* Directions *
Return all lines with the word "spill" in them.

:: Data for processing ::

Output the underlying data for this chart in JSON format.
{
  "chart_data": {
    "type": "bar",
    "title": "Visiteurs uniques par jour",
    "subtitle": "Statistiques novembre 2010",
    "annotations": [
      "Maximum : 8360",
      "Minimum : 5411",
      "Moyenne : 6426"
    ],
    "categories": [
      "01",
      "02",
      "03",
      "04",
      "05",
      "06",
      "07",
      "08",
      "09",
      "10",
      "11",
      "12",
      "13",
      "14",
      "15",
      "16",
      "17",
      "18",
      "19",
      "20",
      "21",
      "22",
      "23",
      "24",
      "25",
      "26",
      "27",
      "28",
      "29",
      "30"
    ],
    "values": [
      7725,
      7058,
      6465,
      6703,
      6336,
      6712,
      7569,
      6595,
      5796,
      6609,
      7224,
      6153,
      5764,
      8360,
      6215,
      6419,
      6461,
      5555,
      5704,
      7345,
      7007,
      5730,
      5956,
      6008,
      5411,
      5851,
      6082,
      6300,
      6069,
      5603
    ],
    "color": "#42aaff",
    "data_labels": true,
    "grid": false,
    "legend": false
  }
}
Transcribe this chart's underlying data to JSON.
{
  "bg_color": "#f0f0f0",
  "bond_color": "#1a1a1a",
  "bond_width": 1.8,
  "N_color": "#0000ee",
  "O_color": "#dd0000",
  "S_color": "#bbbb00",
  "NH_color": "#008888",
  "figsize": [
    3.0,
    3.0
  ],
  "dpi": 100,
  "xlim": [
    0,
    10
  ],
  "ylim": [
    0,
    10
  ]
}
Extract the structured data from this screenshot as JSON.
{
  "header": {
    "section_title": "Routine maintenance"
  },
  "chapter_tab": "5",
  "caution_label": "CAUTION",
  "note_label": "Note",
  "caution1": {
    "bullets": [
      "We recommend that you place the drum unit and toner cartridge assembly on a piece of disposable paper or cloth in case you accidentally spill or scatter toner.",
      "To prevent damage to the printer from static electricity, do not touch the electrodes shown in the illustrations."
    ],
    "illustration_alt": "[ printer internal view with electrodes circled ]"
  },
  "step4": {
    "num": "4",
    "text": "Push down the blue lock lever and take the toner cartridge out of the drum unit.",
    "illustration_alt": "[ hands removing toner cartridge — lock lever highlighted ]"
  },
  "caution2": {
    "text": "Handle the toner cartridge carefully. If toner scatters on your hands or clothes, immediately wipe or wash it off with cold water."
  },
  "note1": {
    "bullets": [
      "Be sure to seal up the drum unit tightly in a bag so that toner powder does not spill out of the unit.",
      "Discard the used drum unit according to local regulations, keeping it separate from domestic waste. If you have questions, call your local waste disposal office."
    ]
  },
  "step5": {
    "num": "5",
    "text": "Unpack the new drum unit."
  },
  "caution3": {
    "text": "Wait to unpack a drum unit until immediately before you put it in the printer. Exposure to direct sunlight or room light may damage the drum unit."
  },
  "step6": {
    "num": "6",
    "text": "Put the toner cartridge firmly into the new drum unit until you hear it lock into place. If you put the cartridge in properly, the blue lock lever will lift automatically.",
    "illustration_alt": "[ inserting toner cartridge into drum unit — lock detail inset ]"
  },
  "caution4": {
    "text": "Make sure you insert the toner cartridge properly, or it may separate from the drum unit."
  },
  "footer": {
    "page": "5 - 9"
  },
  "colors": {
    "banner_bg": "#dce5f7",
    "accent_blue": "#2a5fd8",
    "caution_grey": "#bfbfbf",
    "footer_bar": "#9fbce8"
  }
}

:::

* Complete response *
      "We recommend that you place the drum unit and toner cartridge assembly on a piece of disposable paper or cloth in case you accidentally spill or scatter toner.",
      "Be sure to seal up the drum unit tightly in a bag so that toner powder does not spill out of the unit.",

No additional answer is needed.